• _What needs to be done_: Answer with the number of lines in the listing below that contain the word "headline", and nothing else.
>>>
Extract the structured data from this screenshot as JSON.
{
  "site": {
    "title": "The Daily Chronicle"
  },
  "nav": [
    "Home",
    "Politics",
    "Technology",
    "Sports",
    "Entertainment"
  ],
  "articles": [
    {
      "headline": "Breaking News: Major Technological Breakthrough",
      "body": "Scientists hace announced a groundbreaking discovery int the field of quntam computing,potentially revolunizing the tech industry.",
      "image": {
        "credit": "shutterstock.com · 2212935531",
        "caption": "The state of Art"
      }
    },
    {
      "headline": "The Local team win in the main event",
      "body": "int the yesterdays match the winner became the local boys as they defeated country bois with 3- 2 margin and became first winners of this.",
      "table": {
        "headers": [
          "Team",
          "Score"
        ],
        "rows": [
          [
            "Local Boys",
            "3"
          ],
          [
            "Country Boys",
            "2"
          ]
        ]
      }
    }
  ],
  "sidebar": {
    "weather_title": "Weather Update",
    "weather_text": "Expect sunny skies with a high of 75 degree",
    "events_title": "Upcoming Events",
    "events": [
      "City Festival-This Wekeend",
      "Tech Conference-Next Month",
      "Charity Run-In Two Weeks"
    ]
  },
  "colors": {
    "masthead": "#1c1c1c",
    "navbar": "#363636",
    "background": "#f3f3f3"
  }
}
<<<
• _Output_: 2